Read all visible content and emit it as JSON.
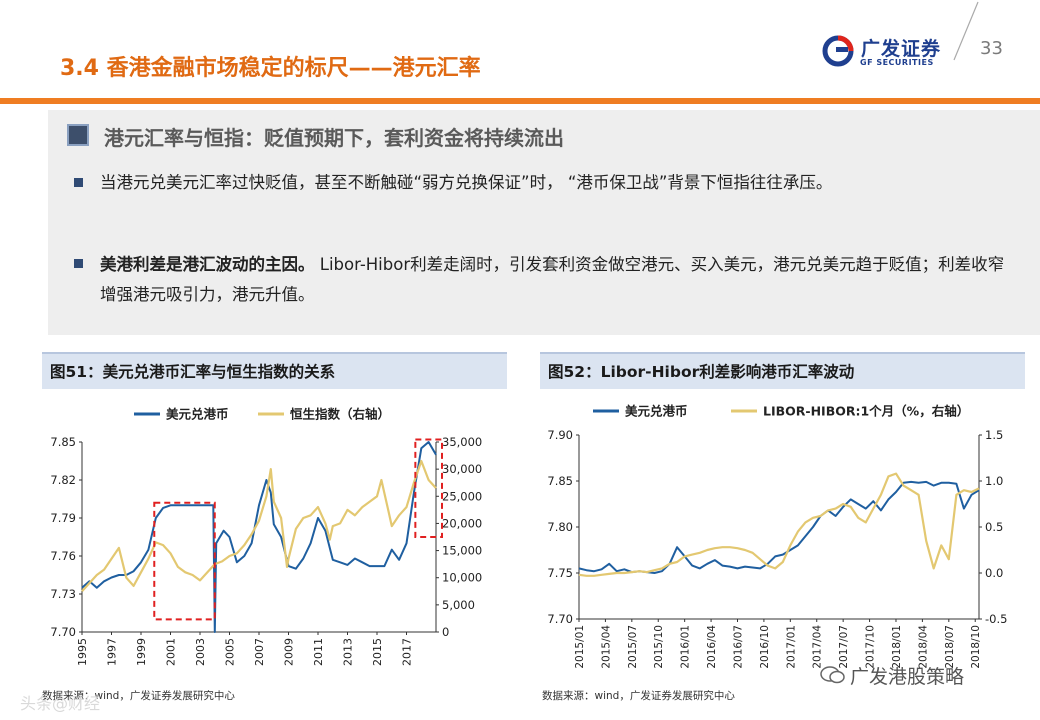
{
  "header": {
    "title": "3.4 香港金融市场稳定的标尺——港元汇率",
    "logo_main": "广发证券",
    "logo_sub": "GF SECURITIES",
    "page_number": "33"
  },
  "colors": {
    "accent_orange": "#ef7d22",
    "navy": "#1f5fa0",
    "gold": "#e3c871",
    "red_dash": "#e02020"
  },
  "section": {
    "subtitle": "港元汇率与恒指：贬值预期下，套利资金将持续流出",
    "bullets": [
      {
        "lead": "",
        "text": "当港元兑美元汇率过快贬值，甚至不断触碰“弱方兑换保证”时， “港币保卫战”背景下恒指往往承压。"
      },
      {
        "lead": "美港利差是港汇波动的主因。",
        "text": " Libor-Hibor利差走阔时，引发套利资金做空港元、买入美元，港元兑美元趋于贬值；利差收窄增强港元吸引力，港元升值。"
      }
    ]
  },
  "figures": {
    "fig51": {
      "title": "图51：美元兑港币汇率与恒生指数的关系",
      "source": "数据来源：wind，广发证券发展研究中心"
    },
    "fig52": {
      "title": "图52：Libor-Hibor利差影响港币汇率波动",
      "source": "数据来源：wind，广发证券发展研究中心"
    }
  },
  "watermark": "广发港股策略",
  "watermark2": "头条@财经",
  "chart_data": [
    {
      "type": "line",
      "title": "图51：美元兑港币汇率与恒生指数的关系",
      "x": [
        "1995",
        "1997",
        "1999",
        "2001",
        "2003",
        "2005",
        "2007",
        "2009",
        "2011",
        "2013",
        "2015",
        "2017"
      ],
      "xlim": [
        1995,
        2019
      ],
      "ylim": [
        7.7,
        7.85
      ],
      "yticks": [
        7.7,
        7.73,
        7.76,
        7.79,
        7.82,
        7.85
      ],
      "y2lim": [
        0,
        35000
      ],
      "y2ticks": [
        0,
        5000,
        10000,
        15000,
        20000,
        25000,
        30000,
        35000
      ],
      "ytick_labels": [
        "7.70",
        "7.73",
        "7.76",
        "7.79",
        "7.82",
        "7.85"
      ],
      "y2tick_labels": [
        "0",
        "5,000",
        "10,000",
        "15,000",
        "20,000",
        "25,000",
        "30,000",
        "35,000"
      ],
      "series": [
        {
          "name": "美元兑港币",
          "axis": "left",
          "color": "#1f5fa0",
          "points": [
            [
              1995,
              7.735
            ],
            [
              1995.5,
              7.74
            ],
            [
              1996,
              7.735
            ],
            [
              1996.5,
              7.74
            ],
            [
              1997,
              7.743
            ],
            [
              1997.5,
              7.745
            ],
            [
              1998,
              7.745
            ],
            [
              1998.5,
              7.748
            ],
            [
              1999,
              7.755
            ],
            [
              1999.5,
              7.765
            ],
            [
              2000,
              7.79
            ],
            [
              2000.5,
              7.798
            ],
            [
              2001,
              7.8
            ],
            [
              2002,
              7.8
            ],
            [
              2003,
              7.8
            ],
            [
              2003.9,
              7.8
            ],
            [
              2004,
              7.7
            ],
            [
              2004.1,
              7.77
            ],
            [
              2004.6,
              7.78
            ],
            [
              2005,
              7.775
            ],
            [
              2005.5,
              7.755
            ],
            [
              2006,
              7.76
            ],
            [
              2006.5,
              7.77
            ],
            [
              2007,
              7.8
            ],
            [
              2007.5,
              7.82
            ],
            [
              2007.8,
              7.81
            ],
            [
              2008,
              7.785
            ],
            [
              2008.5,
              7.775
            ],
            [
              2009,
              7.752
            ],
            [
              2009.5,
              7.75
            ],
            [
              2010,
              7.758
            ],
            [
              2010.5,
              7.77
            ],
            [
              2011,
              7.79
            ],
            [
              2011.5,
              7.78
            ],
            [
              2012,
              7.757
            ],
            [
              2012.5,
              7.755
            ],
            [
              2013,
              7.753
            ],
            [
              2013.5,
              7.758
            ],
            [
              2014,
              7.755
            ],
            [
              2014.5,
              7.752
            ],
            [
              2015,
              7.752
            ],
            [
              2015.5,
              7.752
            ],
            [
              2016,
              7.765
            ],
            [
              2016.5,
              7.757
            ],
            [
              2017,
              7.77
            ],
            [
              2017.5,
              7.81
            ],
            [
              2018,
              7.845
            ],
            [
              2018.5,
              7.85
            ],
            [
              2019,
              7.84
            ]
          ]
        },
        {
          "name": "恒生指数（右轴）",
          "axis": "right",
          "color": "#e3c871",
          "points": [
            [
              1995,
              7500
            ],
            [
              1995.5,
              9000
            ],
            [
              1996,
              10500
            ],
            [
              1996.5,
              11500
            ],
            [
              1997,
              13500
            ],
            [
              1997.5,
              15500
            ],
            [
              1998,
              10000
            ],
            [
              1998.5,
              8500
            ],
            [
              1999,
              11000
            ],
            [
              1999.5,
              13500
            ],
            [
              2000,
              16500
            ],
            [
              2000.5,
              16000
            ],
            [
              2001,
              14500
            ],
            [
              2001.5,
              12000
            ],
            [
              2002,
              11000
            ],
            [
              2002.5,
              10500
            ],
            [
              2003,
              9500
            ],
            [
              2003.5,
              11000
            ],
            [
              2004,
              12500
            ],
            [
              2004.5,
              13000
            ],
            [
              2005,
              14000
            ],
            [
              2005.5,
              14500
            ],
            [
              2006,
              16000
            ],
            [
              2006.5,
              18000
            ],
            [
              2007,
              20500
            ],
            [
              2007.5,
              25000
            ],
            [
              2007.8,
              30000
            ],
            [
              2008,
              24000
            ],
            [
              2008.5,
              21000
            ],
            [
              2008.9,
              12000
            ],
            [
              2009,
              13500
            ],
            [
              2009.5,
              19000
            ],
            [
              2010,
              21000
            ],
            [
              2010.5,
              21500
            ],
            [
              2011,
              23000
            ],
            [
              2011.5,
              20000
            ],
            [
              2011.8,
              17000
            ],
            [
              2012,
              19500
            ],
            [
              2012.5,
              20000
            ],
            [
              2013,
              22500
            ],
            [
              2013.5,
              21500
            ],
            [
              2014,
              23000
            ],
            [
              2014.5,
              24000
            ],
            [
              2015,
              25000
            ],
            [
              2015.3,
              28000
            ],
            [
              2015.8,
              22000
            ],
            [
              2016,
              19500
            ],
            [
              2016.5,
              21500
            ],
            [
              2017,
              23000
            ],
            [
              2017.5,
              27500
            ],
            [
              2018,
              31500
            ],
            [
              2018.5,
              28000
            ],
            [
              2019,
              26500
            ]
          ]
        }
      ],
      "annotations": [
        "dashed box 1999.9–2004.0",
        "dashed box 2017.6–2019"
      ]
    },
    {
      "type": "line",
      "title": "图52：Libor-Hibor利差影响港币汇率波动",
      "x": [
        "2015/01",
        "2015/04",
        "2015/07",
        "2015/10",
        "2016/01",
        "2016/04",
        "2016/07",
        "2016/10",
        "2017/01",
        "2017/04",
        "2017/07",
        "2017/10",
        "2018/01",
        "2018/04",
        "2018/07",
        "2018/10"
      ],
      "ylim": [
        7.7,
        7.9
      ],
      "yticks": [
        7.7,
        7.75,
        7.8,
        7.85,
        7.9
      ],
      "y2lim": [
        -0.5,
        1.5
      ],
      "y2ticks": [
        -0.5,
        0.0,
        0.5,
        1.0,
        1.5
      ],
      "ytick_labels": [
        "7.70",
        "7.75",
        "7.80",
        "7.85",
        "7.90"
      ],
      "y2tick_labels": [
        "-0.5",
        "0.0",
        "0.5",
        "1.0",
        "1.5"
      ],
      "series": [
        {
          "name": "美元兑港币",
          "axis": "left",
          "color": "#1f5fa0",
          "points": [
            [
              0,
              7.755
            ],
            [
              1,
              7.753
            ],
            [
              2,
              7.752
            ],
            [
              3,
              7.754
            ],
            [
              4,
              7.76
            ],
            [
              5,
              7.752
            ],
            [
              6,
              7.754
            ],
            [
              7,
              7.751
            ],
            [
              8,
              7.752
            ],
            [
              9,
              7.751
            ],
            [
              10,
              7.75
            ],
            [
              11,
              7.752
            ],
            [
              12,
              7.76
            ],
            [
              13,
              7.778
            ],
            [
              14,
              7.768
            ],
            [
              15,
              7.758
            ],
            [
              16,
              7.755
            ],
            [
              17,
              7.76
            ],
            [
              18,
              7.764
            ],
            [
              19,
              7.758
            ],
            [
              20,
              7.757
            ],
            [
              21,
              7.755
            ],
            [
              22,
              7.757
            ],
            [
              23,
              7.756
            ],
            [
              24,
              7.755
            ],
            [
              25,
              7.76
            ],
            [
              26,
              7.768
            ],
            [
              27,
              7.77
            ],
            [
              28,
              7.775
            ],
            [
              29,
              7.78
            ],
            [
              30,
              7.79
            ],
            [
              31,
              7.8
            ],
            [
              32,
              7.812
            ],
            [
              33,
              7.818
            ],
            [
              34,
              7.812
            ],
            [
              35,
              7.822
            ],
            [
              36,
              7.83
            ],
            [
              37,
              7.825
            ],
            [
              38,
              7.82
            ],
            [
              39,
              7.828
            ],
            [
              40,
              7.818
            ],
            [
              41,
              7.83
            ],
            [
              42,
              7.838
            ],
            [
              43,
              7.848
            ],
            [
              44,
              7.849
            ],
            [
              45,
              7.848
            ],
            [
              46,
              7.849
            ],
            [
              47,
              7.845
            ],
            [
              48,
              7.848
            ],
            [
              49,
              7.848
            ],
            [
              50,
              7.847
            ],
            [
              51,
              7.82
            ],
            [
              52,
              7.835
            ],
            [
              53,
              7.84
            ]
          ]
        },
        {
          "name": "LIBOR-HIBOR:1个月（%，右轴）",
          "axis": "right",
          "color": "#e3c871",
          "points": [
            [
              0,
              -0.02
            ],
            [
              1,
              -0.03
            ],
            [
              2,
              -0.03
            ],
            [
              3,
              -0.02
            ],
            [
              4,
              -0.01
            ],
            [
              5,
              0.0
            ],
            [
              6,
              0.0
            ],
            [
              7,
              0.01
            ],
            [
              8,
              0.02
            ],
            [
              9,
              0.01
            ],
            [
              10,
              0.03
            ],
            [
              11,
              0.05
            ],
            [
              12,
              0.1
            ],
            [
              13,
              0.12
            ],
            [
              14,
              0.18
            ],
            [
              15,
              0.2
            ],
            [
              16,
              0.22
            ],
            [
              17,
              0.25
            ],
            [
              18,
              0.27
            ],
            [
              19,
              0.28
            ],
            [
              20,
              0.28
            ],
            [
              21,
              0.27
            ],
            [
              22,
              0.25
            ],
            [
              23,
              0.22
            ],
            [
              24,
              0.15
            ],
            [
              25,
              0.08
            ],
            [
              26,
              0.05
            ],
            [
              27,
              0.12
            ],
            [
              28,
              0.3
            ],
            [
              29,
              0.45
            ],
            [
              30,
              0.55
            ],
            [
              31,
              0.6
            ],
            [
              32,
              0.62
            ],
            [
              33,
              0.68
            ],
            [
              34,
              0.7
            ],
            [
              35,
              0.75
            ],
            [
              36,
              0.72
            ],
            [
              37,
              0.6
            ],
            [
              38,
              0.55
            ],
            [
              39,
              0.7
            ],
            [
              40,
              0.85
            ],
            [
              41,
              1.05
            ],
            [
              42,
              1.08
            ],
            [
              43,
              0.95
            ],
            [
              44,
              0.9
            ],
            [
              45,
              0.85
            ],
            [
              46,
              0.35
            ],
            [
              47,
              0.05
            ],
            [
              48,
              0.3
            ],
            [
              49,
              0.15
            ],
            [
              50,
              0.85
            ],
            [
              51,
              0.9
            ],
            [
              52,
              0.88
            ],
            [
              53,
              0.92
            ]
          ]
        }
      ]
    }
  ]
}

········

Across the material above, how many lines include the string "name"? Only the number is wanted.

Expected output. 4